====== PROVIDED ENTRIES ======
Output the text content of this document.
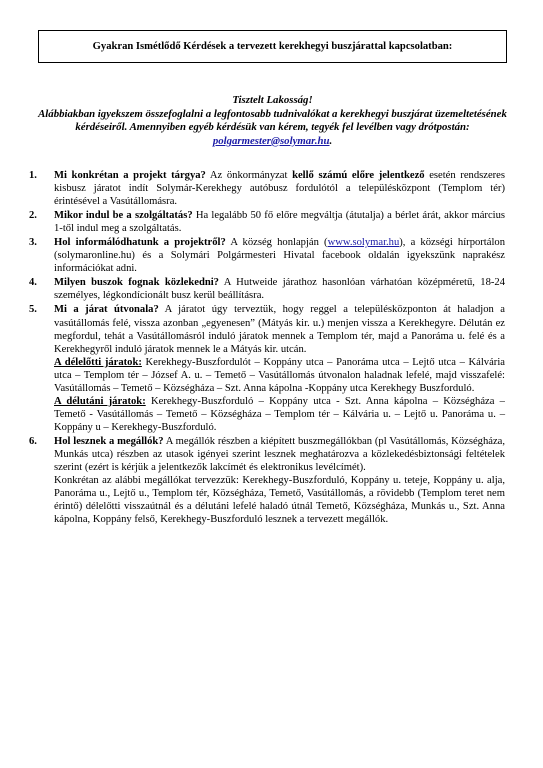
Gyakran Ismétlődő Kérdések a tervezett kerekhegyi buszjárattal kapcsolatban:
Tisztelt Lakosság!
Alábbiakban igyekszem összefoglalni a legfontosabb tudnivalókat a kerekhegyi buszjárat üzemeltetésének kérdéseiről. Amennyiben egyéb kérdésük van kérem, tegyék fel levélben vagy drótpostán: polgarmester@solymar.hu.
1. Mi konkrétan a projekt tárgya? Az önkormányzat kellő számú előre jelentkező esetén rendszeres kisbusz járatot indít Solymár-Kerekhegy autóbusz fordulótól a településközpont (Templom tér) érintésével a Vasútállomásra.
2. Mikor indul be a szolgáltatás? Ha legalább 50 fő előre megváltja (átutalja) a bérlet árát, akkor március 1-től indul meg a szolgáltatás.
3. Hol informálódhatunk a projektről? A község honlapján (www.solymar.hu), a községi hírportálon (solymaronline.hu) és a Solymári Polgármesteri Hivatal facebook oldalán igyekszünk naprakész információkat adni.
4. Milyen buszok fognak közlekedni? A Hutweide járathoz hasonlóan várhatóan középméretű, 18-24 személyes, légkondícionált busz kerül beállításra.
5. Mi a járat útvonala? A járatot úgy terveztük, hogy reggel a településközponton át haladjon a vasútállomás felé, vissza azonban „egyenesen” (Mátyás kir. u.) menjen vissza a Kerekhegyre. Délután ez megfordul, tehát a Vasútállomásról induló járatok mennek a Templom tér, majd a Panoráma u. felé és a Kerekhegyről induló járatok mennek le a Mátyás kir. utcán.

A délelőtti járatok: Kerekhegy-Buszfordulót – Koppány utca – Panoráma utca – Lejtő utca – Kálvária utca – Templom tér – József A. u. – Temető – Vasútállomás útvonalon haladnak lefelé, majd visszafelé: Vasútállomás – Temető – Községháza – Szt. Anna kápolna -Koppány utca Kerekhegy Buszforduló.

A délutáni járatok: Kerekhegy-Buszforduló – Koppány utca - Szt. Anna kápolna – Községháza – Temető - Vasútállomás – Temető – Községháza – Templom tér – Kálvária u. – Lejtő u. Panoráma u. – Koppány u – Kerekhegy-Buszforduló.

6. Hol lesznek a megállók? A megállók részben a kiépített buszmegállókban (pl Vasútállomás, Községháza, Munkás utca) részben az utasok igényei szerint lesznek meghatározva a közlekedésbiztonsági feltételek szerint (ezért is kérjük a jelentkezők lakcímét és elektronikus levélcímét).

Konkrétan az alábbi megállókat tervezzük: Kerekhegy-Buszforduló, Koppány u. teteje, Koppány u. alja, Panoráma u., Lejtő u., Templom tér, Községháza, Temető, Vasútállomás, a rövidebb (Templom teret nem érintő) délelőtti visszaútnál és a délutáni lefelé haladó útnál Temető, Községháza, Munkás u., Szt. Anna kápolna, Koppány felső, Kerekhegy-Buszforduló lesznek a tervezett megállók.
======
====== PROVIDED ENTRIES ======
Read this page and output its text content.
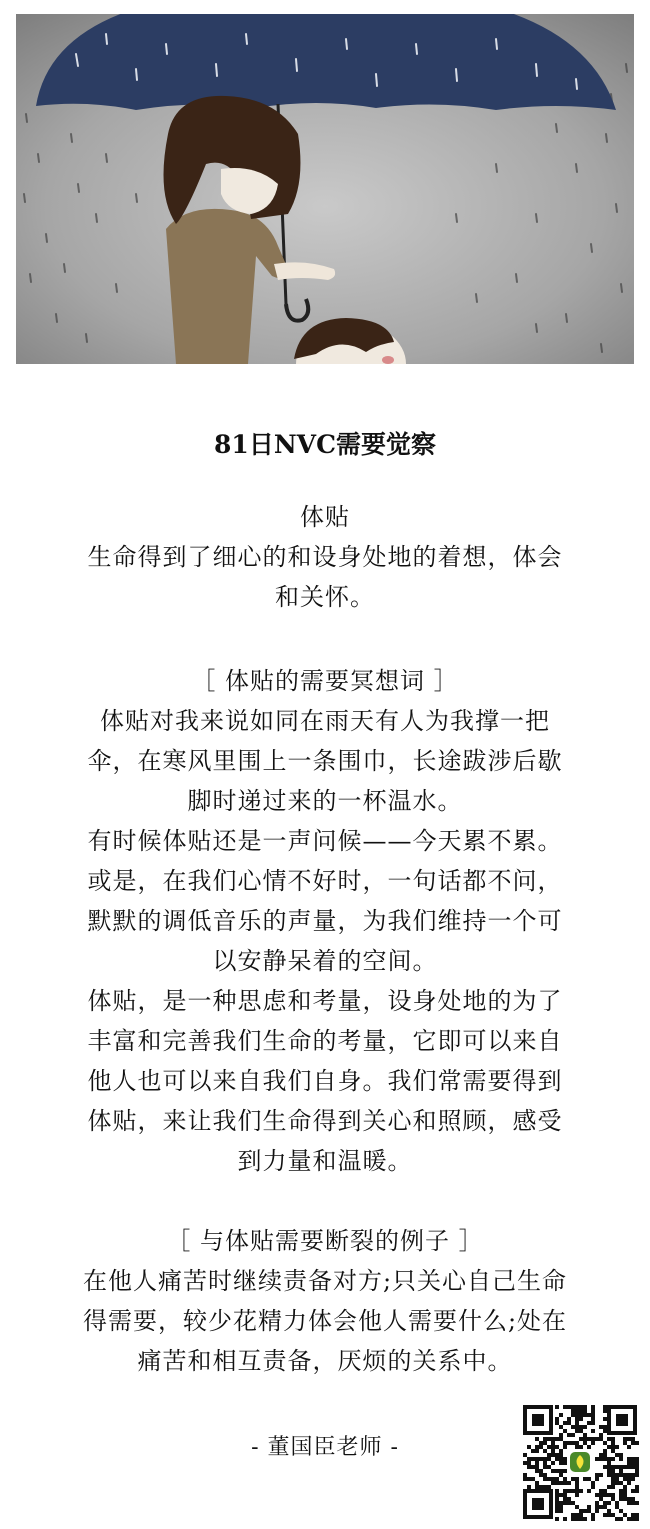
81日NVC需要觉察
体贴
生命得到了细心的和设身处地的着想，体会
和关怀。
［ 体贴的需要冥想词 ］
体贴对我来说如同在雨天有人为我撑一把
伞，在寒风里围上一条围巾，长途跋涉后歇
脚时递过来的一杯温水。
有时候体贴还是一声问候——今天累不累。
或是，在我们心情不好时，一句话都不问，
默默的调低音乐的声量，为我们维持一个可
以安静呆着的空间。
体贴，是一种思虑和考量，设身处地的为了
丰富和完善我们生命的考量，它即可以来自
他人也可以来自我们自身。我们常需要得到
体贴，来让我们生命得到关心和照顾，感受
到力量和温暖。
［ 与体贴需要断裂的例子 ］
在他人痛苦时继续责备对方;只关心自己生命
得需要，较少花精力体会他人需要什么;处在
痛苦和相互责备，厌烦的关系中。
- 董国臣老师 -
======
WHAT YOU SHOULD DO: Show each line holding the word "előre".

RESULT OF THIS TASK:
1. Mi konkrétan a projekt tárgya? Az önkormányzat kellő számú előre jelentkező esetén rendszeres kisbusz járatot indít Solymár-Kerekhegy autóbusz fordulótól a településközpont (Templom tér) érintésével a Vasútállomásra.
2. Mikor indul be a szolgáltatás? Ha legalább 50 fő előre megváltja (átutalja) a bérlet árát, akkor március 1-től indul meg a szolgáltatás.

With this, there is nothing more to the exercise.